- **YOUR INSTRUCTIONS**: Every line below that contains "Downloads" is to be copied.

────────────────────────────────────────

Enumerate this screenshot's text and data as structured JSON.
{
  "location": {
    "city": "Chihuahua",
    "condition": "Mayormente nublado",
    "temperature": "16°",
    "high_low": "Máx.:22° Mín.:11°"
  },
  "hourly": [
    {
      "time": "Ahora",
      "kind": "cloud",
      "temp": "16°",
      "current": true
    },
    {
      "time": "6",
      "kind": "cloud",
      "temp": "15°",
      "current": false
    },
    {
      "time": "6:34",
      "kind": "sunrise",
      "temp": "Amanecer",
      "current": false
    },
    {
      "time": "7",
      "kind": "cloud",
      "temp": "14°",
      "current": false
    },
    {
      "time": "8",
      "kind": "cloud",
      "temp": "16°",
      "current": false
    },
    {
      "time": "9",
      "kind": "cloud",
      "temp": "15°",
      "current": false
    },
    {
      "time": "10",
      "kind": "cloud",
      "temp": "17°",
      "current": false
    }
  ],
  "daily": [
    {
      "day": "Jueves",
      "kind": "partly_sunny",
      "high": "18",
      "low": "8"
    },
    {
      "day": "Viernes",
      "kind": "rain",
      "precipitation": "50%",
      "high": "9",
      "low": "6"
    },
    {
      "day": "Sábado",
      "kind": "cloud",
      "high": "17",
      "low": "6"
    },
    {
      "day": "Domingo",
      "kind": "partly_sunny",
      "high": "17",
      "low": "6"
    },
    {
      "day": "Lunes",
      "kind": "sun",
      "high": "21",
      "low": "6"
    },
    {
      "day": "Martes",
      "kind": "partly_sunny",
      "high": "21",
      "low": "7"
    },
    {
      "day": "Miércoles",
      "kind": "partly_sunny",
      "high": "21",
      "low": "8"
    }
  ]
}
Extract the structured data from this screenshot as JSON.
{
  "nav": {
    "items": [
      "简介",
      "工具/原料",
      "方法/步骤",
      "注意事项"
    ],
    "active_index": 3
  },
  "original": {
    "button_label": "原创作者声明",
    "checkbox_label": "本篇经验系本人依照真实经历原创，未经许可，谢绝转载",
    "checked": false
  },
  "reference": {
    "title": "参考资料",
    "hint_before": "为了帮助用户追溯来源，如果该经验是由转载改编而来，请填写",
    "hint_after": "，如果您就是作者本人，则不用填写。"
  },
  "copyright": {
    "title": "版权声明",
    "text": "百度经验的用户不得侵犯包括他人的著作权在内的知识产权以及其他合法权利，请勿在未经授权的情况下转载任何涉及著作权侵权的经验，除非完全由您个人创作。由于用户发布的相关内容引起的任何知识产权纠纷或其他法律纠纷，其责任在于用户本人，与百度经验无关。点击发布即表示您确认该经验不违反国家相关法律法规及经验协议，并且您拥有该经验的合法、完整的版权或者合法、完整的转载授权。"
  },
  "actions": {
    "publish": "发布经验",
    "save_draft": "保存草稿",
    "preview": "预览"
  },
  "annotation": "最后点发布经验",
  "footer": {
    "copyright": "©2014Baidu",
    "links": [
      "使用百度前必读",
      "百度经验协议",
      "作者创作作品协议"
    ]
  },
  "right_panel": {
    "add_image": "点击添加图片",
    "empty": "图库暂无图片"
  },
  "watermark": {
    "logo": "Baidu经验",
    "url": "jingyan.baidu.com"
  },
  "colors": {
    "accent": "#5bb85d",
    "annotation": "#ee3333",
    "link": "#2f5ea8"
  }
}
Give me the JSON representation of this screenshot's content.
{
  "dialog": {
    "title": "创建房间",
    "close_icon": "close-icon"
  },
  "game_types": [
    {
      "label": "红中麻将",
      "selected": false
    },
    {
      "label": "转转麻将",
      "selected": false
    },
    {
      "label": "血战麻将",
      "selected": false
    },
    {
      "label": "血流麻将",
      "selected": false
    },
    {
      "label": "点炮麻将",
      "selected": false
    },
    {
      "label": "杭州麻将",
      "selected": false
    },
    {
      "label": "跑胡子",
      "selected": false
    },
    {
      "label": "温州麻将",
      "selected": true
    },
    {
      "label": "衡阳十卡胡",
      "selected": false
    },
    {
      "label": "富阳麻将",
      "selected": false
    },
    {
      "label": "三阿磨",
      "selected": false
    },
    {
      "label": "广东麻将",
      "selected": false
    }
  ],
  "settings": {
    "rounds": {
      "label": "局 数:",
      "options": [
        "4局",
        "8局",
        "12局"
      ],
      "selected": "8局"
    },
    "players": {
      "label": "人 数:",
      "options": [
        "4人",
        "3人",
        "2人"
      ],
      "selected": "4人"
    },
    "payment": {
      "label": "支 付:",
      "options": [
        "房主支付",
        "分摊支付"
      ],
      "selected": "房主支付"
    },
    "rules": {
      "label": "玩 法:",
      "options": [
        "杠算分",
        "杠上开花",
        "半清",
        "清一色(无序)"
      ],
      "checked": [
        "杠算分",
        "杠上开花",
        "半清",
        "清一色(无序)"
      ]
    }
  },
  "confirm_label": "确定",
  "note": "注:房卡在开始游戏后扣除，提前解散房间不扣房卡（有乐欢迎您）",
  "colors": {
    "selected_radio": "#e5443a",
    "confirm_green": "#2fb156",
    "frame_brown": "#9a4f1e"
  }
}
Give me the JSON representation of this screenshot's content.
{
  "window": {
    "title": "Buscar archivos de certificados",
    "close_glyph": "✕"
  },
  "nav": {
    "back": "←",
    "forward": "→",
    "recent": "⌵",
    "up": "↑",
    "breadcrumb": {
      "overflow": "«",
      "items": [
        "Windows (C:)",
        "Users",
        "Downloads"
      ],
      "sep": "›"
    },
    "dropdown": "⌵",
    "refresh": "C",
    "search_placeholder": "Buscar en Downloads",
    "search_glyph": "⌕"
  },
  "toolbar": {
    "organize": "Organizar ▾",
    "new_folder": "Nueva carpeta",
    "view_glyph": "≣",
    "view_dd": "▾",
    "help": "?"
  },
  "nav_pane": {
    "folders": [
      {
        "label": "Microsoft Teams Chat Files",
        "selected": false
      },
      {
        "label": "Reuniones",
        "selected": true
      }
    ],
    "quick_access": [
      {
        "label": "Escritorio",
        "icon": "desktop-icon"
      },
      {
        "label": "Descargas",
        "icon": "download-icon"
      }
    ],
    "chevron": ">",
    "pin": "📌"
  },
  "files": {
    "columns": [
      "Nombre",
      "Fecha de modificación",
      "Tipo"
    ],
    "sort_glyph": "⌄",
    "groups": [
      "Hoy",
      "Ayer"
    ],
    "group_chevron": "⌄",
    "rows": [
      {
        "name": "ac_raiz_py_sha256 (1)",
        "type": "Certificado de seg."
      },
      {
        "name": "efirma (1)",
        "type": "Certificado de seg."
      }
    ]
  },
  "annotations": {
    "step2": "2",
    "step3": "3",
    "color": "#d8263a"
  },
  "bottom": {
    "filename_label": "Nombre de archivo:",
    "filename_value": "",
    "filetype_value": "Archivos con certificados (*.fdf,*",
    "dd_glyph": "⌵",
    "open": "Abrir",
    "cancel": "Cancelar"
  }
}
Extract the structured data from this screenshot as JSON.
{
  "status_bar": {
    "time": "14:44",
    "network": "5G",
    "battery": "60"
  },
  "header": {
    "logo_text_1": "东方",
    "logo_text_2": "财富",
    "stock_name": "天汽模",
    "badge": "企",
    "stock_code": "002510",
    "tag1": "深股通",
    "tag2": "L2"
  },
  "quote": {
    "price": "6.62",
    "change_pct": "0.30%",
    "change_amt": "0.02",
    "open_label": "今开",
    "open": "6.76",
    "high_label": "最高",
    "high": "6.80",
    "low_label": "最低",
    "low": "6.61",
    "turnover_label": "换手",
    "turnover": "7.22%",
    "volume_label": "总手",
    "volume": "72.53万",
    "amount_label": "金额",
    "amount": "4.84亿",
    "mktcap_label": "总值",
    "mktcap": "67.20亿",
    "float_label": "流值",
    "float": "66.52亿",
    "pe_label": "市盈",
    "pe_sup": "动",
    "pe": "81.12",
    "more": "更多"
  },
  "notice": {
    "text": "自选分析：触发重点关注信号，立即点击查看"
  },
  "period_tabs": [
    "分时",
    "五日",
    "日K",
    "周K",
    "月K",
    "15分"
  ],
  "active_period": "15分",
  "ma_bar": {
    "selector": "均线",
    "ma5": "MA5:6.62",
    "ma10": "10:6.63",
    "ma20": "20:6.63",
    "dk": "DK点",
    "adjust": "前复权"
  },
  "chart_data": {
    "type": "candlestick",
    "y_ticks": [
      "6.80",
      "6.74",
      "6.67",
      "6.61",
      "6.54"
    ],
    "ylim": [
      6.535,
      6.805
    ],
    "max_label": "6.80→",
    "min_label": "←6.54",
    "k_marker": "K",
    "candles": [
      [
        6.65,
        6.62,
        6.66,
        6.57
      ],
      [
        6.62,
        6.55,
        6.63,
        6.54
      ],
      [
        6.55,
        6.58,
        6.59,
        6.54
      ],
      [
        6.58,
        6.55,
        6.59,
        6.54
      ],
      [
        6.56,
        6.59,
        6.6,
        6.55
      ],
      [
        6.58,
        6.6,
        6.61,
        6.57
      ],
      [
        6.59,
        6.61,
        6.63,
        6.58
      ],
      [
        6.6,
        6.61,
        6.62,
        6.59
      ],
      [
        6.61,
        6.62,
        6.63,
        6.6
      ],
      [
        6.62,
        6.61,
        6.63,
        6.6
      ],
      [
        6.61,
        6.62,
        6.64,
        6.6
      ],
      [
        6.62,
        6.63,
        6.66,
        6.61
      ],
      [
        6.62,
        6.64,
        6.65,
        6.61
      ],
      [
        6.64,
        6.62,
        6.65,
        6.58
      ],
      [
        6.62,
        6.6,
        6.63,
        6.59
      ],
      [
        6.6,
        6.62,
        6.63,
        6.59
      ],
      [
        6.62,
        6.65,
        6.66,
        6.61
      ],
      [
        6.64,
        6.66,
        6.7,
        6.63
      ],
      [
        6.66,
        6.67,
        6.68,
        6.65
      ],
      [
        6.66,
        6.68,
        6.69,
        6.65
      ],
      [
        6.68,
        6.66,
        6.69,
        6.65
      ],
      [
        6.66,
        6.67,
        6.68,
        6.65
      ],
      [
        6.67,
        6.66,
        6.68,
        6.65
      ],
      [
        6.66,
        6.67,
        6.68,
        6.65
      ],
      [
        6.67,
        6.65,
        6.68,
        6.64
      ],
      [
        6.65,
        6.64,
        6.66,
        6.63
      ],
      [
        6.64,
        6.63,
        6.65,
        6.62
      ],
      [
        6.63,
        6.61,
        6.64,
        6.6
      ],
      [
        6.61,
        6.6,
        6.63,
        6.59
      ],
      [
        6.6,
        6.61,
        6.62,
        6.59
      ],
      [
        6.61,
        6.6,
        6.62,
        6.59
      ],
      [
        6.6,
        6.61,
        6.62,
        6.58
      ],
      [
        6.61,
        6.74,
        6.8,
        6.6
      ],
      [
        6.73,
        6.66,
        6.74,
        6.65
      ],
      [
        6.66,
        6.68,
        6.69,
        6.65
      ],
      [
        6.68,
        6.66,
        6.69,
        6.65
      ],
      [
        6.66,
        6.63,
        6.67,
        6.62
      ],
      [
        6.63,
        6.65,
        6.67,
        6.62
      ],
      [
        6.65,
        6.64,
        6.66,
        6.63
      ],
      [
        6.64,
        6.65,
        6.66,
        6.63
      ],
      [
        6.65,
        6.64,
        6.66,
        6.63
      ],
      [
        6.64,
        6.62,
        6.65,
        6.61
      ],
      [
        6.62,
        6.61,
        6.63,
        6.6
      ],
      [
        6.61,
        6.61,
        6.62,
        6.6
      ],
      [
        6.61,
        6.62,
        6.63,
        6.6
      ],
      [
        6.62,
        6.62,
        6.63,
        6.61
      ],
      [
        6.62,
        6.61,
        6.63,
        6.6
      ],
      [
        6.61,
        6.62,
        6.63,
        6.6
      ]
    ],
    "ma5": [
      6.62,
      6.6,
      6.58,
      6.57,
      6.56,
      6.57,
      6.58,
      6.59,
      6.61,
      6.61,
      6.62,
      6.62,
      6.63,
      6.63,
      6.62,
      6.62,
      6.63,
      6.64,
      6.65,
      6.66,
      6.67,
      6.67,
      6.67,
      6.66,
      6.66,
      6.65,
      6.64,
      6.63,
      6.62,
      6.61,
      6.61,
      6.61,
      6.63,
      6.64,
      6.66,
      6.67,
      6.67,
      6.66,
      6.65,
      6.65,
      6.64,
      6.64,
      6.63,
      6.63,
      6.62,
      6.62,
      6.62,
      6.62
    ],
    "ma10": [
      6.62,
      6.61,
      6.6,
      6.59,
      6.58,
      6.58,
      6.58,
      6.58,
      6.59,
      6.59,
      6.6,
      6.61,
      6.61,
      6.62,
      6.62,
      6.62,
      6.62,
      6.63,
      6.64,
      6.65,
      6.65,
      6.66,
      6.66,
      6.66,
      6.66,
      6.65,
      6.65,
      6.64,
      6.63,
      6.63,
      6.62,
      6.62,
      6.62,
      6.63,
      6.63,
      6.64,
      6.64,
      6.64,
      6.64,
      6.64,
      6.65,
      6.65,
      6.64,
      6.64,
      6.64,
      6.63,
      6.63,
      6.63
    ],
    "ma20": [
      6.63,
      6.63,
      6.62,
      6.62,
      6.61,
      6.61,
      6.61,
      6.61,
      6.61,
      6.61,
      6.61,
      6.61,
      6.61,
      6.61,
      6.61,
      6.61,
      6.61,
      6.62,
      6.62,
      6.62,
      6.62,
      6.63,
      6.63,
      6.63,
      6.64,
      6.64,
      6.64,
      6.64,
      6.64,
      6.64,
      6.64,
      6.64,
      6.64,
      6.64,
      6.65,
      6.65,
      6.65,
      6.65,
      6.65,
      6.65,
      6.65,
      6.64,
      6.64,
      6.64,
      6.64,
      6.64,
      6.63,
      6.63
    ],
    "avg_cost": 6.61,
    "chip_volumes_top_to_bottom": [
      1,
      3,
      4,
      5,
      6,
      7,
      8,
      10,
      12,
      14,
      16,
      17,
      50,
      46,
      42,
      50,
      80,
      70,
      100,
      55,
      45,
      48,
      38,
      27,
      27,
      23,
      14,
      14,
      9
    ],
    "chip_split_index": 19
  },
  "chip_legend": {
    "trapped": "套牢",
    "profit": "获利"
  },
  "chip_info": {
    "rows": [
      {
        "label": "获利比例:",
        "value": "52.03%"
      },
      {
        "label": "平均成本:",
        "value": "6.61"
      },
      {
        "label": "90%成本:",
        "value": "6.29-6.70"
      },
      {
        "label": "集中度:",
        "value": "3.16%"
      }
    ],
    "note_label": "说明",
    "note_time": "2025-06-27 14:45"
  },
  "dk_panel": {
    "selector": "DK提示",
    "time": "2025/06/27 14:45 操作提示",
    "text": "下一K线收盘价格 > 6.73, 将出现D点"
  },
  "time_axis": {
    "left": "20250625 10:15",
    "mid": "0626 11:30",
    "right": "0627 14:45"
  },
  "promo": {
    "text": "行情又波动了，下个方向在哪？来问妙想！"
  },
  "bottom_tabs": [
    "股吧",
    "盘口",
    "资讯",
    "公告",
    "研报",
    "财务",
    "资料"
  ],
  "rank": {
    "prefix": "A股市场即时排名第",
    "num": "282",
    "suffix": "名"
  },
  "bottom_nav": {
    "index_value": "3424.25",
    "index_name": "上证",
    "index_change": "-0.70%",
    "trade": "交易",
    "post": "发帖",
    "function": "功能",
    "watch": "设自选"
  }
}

────────────────────────────────────────

- **EXPECTED ANSWER**:
        "Downloads"
    "search_placeholder": "Buscar en Downloads",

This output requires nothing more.